= Exercise goal =
Copy out, word for word, the entries starting at the line that contains "text-line: 2．大陆法的渊源重要有（ABCD） xyxy=(145,127,381,145)" and ending at the line that contains "text-line: 1、国际商法 xyxy=(145,799,230,818)", including both of those lines.

= Listing =
Begin

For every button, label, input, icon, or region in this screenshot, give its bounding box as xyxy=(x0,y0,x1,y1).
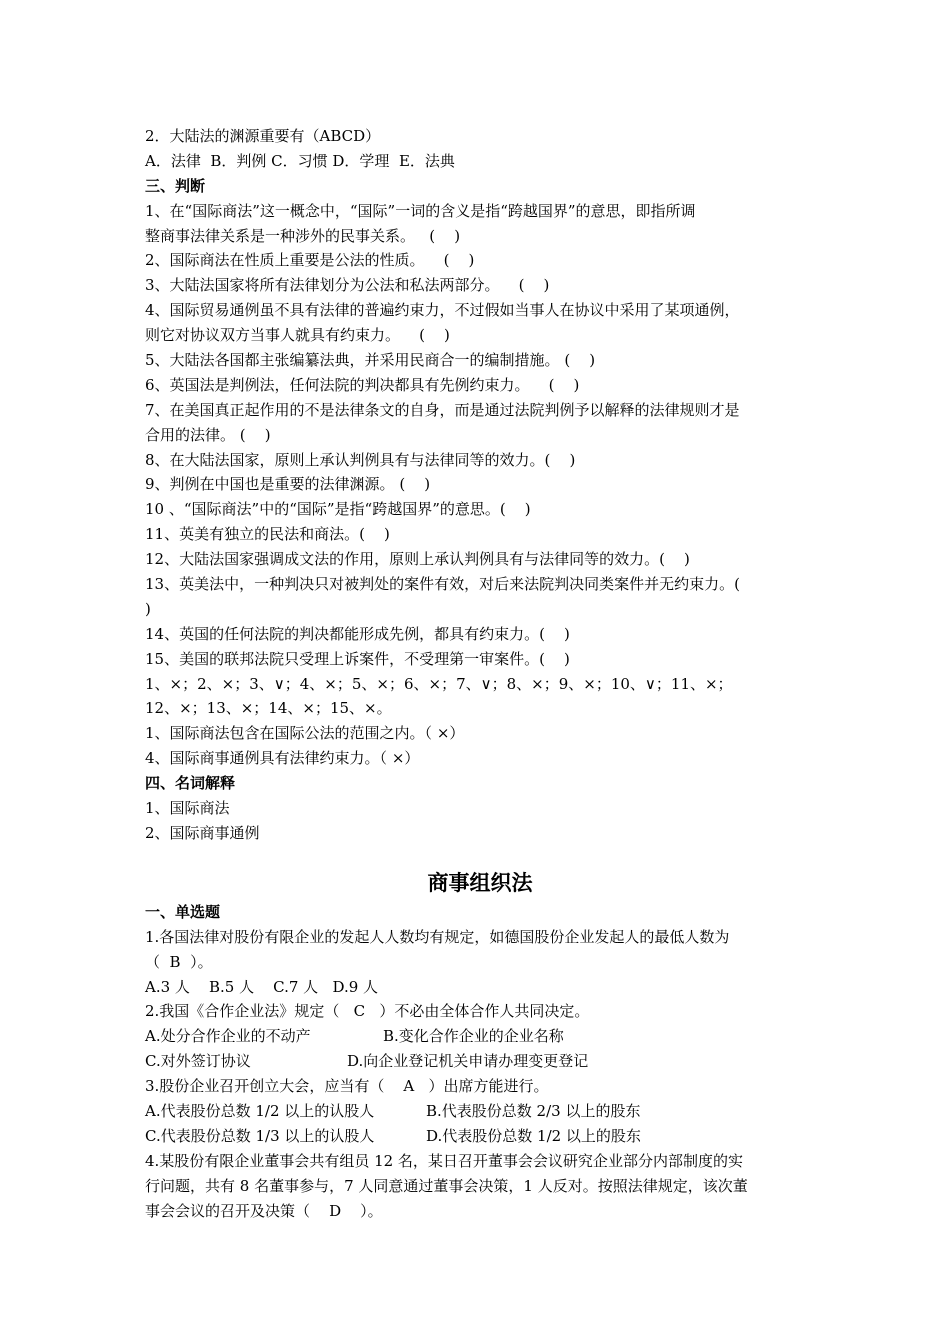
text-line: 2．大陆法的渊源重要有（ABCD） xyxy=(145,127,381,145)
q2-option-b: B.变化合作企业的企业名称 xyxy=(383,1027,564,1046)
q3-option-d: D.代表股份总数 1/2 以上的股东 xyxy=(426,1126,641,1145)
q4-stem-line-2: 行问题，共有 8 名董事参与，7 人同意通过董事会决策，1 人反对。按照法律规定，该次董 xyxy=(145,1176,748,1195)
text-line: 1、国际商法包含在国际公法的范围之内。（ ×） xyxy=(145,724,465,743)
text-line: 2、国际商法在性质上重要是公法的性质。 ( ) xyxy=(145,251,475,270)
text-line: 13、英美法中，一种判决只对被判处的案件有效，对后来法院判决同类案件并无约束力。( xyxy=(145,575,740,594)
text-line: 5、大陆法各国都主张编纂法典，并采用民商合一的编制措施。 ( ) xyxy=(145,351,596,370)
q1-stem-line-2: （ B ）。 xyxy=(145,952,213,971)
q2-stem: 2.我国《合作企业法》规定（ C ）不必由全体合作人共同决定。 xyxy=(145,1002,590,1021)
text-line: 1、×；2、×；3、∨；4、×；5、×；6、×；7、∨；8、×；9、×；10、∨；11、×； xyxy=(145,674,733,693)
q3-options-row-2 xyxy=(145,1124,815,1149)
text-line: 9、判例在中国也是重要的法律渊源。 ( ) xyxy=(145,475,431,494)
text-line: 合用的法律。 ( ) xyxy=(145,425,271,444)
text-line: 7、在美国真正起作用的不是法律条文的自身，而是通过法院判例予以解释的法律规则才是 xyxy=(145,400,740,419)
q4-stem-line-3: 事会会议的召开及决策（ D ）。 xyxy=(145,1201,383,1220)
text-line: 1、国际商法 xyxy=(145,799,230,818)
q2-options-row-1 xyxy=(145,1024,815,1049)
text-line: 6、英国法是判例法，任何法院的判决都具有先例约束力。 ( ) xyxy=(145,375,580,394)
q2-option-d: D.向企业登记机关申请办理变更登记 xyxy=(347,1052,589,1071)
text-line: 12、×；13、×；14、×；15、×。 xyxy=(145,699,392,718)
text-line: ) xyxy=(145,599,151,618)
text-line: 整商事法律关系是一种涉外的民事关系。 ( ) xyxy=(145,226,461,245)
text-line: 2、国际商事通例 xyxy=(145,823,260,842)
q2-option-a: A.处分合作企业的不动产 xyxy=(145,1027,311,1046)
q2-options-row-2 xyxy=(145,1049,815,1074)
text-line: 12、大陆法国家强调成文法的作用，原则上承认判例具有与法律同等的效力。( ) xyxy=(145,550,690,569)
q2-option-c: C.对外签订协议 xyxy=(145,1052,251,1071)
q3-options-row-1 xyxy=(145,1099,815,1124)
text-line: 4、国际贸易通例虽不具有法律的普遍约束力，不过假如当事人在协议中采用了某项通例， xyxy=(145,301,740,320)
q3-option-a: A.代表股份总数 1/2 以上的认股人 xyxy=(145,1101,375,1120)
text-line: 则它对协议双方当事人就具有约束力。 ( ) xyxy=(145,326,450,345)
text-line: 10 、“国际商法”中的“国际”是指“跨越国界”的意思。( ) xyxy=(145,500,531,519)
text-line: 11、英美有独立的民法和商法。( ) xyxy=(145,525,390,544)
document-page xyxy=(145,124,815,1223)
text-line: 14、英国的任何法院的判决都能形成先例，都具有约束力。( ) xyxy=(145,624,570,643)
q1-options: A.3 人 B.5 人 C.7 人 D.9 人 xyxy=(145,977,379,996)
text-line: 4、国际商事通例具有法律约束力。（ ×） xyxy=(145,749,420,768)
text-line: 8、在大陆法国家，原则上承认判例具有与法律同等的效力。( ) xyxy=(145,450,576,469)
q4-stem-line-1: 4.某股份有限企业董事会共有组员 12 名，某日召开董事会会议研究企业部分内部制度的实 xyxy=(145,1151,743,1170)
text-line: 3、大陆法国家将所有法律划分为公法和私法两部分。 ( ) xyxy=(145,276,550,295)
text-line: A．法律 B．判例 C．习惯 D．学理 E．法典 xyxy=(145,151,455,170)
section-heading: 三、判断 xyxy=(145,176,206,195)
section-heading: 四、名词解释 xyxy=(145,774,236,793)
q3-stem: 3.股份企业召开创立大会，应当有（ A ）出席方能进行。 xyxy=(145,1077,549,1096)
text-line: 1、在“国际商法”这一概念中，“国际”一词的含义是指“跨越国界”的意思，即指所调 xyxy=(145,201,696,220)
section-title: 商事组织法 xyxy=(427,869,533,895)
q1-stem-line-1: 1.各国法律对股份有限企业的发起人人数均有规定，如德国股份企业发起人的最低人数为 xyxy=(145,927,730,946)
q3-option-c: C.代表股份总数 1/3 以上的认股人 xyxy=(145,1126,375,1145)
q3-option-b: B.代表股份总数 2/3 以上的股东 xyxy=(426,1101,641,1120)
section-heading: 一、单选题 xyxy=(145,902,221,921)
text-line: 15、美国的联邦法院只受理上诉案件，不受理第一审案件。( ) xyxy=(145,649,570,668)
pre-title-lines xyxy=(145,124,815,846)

End
Begin

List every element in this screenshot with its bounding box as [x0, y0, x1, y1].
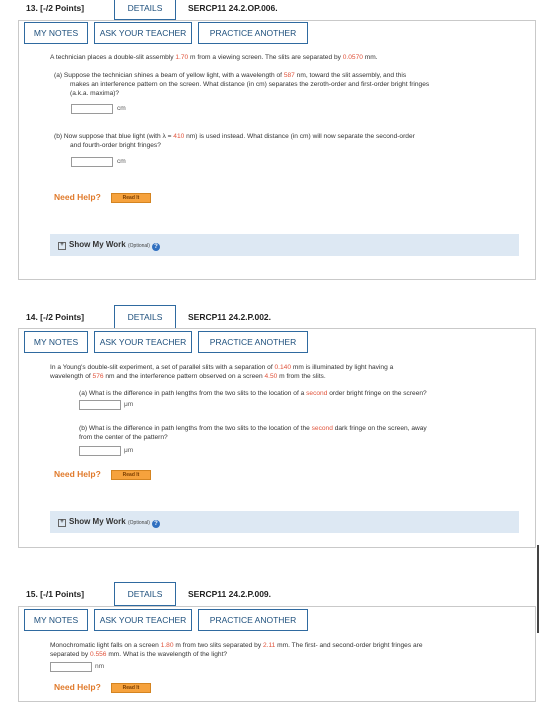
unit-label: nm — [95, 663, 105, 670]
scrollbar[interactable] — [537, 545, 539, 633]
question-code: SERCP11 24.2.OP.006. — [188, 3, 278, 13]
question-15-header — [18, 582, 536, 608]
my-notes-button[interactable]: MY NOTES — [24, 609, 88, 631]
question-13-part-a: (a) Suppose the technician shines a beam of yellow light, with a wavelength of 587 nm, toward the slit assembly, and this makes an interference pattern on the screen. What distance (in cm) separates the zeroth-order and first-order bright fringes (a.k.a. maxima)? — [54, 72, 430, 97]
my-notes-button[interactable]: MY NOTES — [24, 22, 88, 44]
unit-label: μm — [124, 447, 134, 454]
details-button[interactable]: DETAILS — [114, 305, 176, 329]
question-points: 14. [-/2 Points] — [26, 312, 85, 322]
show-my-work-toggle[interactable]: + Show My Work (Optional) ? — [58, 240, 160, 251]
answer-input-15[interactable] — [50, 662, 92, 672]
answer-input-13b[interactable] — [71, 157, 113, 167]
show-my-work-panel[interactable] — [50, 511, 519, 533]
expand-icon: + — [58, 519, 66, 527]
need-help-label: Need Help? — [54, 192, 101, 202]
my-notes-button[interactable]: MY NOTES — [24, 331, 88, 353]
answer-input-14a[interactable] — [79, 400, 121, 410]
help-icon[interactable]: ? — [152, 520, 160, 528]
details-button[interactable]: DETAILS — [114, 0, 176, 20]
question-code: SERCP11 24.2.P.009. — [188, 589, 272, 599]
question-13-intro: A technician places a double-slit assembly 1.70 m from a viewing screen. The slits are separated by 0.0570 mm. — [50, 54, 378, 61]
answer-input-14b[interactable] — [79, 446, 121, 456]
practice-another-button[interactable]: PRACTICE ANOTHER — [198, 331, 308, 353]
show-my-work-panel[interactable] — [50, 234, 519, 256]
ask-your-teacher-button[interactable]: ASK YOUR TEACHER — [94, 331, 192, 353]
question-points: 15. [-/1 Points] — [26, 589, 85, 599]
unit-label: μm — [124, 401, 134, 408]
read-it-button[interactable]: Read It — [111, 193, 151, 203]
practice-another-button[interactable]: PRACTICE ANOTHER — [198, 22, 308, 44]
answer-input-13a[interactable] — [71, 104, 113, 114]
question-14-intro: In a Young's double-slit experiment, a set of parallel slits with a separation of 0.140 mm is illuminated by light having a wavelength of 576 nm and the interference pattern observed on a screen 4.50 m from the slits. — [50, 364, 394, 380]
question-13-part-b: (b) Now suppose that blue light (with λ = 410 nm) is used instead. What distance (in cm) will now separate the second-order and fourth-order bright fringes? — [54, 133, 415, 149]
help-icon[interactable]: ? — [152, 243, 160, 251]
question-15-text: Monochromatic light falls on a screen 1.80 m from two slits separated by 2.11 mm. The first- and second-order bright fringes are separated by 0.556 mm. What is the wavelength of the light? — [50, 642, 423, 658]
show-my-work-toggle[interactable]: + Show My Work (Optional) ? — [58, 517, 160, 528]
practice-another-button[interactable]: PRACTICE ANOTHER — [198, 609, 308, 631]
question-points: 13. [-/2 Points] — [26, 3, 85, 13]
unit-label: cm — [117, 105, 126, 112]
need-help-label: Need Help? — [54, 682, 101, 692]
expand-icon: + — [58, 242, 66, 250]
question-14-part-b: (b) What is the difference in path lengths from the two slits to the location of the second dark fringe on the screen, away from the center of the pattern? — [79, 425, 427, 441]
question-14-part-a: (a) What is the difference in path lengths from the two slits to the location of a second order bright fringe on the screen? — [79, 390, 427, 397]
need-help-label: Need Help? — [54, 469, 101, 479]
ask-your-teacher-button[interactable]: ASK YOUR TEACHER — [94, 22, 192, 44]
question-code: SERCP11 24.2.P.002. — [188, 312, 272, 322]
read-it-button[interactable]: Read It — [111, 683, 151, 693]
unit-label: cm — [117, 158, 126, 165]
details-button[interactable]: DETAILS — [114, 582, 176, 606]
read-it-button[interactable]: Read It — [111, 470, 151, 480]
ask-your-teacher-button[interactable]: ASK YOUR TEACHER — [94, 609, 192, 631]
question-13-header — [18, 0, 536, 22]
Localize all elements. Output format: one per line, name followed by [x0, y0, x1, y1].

End
Begin

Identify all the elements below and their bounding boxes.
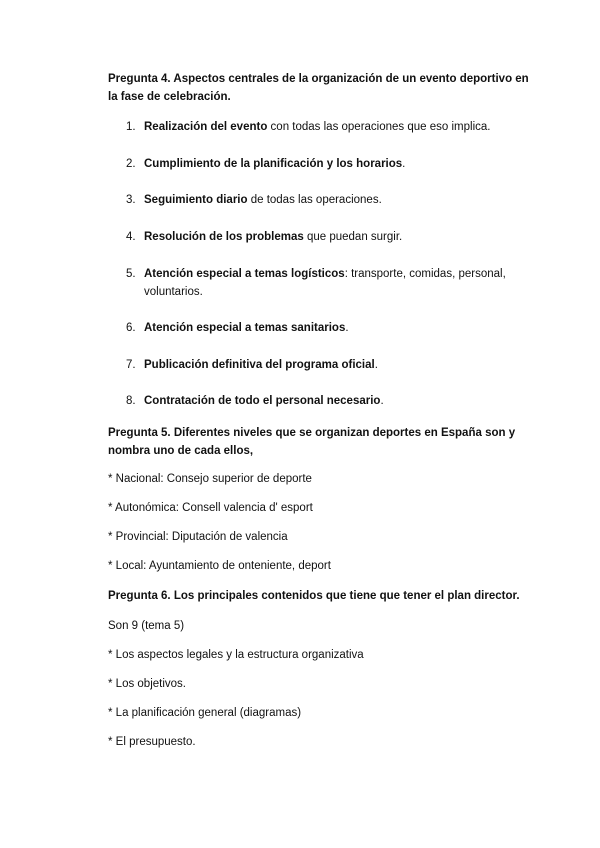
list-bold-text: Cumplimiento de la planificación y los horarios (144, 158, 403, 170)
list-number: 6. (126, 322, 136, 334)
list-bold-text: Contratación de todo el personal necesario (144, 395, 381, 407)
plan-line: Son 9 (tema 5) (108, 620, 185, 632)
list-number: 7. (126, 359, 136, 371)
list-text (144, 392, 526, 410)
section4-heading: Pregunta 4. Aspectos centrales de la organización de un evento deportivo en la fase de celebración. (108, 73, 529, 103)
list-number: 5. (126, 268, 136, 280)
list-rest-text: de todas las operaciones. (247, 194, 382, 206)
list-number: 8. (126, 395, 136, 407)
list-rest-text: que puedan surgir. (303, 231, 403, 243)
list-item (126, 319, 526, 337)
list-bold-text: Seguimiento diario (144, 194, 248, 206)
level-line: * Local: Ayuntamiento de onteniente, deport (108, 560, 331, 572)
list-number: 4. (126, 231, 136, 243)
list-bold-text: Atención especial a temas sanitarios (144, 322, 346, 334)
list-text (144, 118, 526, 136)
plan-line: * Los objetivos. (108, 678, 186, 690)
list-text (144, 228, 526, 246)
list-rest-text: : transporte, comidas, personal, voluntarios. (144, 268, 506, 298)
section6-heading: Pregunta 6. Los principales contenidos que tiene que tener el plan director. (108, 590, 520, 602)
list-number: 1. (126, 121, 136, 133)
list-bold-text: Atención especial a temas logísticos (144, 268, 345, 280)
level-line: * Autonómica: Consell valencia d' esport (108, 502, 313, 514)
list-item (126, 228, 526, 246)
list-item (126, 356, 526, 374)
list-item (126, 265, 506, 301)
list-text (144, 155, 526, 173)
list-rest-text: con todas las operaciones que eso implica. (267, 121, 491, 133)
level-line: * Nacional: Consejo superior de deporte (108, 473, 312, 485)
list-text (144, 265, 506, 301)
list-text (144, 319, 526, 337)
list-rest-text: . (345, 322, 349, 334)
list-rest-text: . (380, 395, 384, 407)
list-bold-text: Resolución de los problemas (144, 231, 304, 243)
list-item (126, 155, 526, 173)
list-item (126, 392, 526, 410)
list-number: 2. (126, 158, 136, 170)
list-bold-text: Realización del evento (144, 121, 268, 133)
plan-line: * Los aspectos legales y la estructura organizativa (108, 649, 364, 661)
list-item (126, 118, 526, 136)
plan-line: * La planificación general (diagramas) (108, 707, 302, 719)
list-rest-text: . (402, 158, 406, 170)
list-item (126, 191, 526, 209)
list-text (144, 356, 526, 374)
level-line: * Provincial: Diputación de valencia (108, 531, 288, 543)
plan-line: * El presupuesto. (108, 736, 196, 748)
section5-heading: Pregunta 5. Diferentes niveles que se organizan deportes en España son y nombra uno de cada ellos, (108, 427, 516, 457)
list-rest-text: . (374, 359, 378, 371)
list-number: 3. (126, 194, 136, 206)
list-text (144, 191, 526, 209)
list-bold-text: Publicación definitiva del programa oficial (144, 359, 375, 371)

End

= Right answer =
text-line: 2．大陆法的渊源重要有（ABCD） xyxy=(145,127,381,145)
q2-option-b: B.变化合作企业的企业名称 xyxy=(383,1027,564,1046)
q3-option-d: D.代表股份总数 1/2 以上的股东 xyxy=(426,1126,641,1145)
q4-stem-line-2: 行问题，共有 8 名董事参与，7 人同意通过董事会决策，1 人反对。按照法律规定，该次董 xyxy=(145,1176,748,1195)
text-line: 1、国际商法包含在国际公法的范围之内。（ ×） xyxy=(145,724,465,743)
text-line: 2、国际商法在性质上重要是公法的性质。 ( ) xyxy=(145,251,475,270)
text-line: 13、英美法中，一种判决只对被判处的案件有效，对后来法院判决同类案件并无约束力。( xyxy=(145,575,740,594)
text-line: 5、大陆法各国都主张编纂法典，并采用民商合一的编制措施。 ( ) xyxy=(145,351,596,370)
q1-stem-line-2: （ B ）。 xyxy=(145,952,213,971)
q2-stem: 2.我国《合作企业法》规定（ C ）不必由全体合作人共同决定。 xyxy=(145,1002,590,1021)
text-line: 1、×；2、×；3、∨；4、×；5、×；6、×；7、∨；8、×；9、×；10、∨；11、×； xyxy=(145,674,733,693)
q3-options-row-2 xyxy=(145,1124,815,1149)
text-line: 9、判例在中国也是重要的法律渊源。 ( ) xyxy=(145,475,431,494)
text-line: 合用的法律。 ( ) xyxy=(145,425,271,444)
text-line: 7、在美国真正起作用的不是法律条文的自身，而是通过法院判例予以解释的法律规则才是 xyxy=(145,400,740,419)
q4-stem-line-3: 事会会议的召开及决策（ D ）。 xyxy=(145,1201,383,1220)
text-line: 1、国际商法 xyxy=(145,799,230,818)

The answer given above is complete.